DESCRIPTION OF THE TASK: Please copy every row below once more, keeping each one unchanged.

[start MATERIAL FOR THE TASK]

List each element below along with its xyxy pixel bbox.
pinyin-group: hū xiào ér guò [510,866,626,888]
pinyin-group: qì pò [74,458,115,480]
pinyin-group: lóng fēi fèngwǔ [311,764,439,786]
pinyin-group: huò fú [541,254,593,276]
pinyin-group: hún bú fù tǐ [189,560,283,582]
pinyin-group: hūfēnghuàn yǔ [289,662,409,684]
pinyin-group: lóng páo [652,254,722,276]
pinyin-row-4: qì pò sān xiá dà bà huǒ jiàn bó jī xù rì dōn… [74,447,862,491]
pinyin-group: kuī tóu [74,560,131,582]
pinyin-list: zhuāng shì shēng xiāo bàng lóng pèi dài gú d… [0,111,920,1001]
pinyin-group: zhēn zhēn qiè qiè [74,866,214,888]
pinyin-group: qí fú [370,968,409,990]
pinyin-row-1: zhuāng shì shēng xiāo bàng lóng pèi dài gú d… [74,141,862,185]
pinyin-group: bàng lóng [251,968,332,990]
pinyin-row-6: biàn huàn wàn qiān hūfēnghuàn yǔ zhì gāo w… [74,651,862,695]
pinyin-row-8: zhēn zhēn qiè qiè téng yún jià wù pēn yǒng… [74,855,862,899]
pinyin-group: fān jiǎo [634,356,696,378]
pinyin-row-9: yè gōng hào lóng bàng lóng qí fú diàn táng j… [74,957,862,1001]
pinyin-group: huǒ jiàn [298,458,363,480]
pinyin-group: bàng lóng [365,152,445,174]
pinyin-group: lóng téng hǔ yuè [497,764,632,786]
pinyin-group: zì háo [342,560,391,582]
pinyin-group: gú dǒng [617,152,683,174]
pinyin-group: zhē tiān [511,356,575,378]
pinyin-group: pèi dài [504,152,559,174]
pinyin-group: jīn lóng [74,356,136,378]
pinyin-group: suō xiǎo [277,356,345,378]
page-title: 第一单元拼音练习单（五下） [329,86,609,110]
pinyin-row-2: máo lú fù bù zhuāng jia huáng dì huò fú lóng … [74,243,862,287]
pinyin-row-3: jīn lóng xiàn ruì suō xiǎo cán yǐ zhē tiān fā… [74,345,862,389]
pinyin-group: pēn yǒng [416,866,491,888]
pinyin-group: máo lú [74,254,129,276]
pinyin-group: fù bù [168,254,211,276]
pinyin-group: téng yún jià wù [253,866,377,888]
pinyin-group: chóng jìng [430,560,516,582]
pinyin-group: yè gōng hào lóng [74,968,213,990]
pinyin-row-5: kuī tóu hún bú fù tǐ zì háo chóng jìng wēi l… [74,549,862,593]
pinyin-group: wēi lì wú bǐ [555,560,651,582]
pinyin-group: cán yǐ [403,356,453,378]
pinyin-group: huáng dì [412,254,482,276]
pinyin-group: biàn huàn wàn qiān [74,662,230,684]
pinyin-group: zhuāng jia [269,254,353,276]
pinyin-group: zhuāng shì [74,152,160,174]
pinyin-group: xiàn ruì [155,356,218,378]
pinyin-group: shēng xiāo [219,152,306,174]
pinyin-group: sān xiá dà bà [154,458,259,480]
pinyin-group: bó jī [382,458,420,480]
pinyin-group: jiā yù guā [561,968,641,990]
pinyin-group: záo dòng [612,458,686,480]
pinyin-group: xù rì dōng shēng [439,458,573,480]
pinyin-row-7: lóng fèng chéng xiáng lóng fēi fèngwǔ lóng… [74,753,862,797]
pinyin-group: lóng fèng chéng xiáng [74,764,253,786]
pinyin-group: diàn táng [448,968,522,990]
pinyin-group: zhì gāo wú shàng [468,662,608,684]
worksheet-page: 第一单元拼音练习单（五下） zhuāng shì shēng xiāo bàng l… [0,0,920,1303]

[end MATERIAL FOR THE TASK]

WRITTEN SOLUTION:
List each element below along with its xyxy pixel bbox.
pinyin-group: hū xiào ér guò [510,866,626,888]
pinyin-group: qì pò [74,458,115,480]
pinyin-group: lóng fēi fèngwǔ [311,764,439,786]
pinyin-group: huò fú [541,254,593,276]
pinyin-group: hún bú fù tǐ [189,560,283,582]
pinyin-group: hūfēnghuàn yǔ [289,662,409,684]
pinyin-group: lóng páo [652,254,722,276]
pinyin-row-4: qì pò sān xiá dà bà huǒ jiàn bó jī xù rì dōn… [74,447,862,491]
pinyin-group: kuī tóu [74,560,131,582]
pinyin-list: zhuāng shì shēng xiāo bàng lóng pèi dài gú d… [0,111,920,1001]
pinyin-group: zhēn zhēn qiè qiè [74,866,214,888]
pinyin-group: qí fú [370,968,409,990]
pinyin-row-1: zhuāng shì shēng xiāo bàng lóng pèi dài gú d… [74,141,862,185]
pinyin-group: bàng lóng [251,968,332,990]
pinyin-row-6: biàn huàn wàn qiān hūfēnghuàn yǔ zhì gāo w… [74,651,862,695]
pinyin-row-8: zhēn zhēn qiè qiè téng yún jià wù pēn yǒng… [74,855,862,899]
pinyin-group: fān jiǎo [634,356,696,378]
pinyin-row-9: yè gōng hào lóng bàng lóng qí fú diàn táng j… [74,957,862,1001]
pinyin-group: huǒ jiàn [298,458,363,480]
pinyin-group: bàng lóng [365,152,445,174]
pinyin-group: lóng téng hǔ yuè [497,764,632,786]
pinyin-group: zì háo [342,560,391,582]
pinyin-group: gú dǒng [617,152,683,174]
pinyin-group: zhē tiān [511,356,575,378]
pinyin-group: pèi dài [504,152,559,174]
pinyin-group: jīn lóng [74,356,136,378]
pinyin-group: suō xiǎo [277,356,345,378]
page-title: 第一单元拼音练习单（五下） [329,86,609,110]
pinyin-row-2: máo lú fù bù zhuāng jia huáng dì huò fú lóng … [74,243,862,287]
pinyin-row-3: jīn lóng xiàn ruì suō xiǎo cán yǐ zhē tiān fā… [74,345,862,389]
pinyin-group: pēn yǒng [416,866,491,888]
pinyin-group: máo lú [74,254,129,276]
pinyin-group: fù bù [168,254,211,276]
pinyin-group: téng yún jià wù [253,866,377,888]
pinyin-group: chóng jìng [430,560,516,582]
pinyin-group: yè gōng hào lóng [74,968,213,990]
pinyin-row-5: kuī tóu hún bú fù tǐ zì háo chóng jìng wēi l… [74,549,862,593]
pinyin-group: wēi lì wú bǐ [555,560,651,582]
pinyin-group: cán yǐ [403,356,453,378]
pinyin-group: huáng dì [412,254,482,276]
pinyin-group: biàn huàn wàn qiān [74,662,230,684]
pinyin-group: zhuāng jia [269,254,353,276]
pinyin-group: zhuāng shì [74,152,160,174]
pinyin-group: xiàn ruì [155,356,218,378]
pinyin-group: shēng xiāo [219,152,306,174]
pinyin-group: sān xiá dà bà [154,458,259,480]
pinyin-group: bó jī [382,458,420,480]
pinyin-group: jiā yù guā [561,968,641,990]
pinyin-group: záo dòng [612,458,686,480]
pinyin-group: xù rì dōng shēng [439,458,573,480]
pinyin-row-7: lóng fèng chéng xiáng lóng fēi fèngwǔ lóng… [74,753,862,797]
pinyin-group: lóng fèng chéng xiáng [74,764,253,786]
pinyin-group: diàn táng [448,968,522,990]
pinyin-group: zhì gāo wú shàng [468,662,608,684]
worksheet-page: 第一单元拼音练习单（五下） zhuāng shì shēng xiāo bàng l… [0,0,920,1303]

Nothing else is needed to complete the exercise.